Extract all lines that hold "dalla" from the records below.

◇ ◇ ◇ ◇

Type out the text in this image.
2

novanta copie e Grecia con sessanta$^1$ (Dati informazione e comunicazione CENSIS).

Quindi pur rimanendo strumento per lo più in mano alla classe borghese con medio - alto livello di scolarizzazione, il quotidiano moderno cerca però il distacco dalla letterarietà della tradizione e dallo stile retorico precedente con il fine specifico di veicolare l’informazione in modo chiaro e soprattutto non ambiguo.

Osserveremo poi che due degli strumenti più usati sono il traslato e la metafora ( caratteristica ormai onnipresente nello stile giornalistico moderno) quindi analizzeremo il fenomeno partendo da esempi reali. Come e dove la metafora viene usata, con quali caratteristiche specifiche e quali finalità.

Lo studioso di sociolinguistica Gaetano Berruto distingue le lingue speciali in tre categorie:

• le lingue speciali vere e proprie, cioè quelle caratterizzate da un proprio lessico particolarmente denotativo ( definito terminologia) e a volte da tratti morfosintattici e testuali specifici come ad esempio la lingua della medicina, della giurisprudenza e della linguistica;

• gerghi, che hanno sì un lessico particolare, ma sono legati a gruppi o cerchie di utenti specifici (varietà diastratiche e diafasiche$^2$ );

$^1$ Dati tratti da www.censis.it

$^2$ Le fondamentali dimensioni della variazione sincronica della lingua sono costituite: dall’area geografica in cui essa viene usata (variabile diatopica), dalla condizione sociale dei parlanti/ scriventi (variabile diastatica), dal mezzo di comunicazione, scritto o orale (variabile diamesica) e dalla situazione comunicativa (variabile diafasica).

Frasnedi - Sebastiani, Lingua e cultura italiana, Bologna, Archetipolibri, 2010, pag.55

◇ ◇ ◇ ◇

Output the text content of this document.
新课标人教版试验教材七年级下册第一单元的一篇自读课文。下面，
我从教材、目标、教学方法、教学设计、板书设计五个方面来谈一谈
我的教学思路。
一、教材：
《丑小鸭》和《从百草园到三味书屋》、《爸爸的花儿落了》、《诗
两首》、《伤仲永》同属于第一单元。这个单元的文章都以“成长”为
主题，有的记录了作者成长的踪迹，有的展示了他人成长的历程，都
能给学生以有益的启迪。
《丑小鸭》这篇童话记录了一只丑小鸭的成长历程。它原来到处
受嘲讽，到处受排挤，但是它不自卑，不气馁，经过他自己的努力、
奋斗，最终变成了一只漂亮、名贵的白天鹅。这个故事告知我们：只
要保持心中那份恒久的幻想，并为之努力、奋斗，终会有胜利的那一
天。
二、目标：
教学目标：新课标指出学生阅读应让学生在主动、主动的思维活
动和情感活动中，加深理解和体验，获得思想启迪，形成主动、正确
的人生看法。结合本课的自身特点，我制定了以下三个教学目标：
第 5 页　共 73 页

◇ ◇ ◇ ◇

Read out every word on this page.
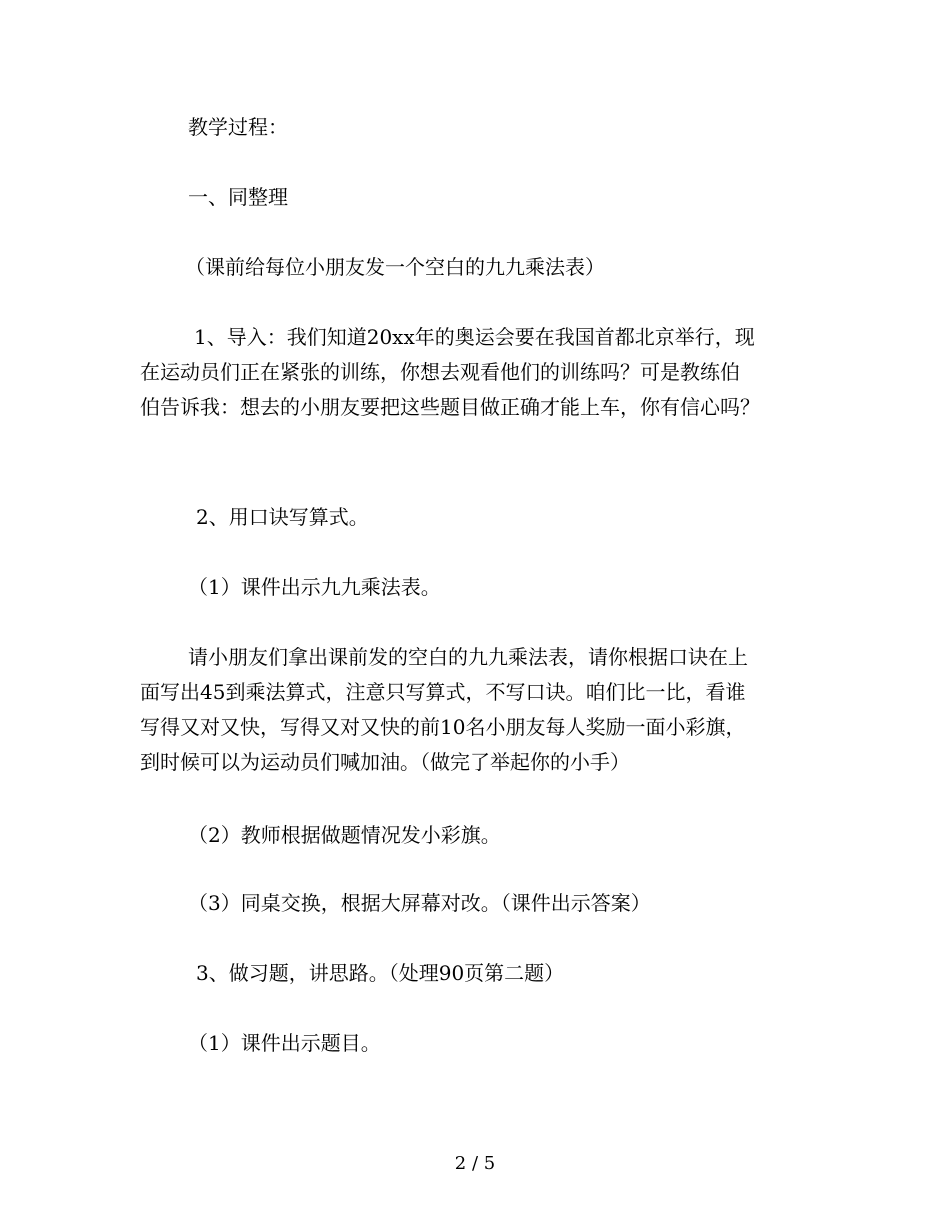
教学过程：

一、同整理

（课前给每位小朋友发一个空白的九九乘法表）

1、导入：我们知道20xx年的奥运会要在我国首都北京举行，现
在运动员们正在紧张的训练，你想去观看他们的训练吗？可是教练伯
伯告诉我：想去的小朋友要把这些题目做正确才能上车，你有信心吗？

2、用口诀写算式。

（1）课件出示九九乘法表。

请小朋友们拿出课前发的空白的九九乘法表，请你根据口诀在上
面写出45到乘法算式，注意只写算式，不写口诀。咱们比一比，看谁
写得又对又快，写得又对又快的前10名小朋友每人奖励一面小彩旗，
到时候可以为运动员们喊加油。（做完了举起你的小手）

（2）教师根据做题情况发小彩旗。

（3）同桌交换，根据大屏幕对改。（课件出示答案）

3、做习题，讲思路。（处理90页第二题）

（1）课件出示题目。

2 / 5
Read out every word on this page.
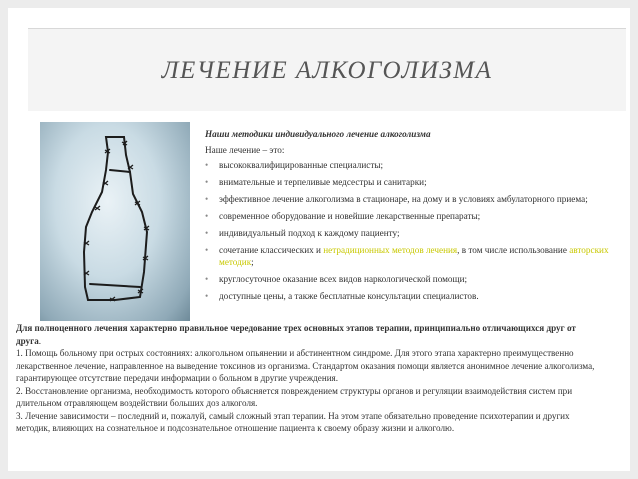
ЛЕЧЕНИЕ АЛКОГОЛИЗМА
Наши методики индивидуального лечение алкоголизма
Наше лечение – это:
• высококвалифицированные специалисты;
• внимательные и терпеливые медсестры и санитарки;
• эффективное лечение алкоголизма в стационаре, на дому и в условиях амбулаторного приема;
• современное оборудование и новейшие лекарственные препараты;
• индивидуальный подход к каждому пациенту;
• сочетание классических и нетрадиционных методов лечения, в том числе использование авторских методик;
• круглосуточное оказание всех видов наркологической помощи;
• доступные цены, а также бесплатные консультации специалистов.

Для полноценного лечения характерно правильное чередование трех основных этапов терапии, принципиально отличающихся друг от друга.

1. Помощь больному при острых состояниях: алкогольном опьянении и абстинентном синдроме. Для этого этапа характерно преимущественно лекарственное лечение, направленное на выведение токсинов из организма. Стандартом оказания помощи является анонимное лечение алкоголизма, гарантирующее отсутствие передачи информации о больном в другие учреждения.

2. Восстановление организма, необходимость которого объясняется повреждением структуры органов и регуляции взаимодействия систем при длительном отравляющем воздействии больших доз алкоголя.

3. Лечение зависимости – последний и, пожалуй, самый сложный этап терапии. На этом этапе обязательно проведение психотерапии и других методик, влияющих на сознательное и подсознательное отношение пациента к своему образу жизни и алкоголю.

◇ ◇ ◇ ◇

Answer to this problem:
Quindi pur rimanendo strumento per lo più in mano alla classe borghese con medio - alto livello di scolarizzazione, il quotidiano moderno cerca però il distacco dalla letterarietà della tradizione e dallo stile retorico precedente con il fine specifico di veicolare l’informazione in modo chiaro e soprattutto non ambiguo.
$^2$ Le fondamentali dimensioni della variazione sincronica della lingua sono costituite: dall’area geografica in cui essa viene usata (variabile diatopica), dalla condizione sociale dei parlanti/ scriventi (variabile diastatica), dal mezzo di comunicazione, scritto o orale (variabile diamesica) e dalla situazione comunicativa (variabile diafasica).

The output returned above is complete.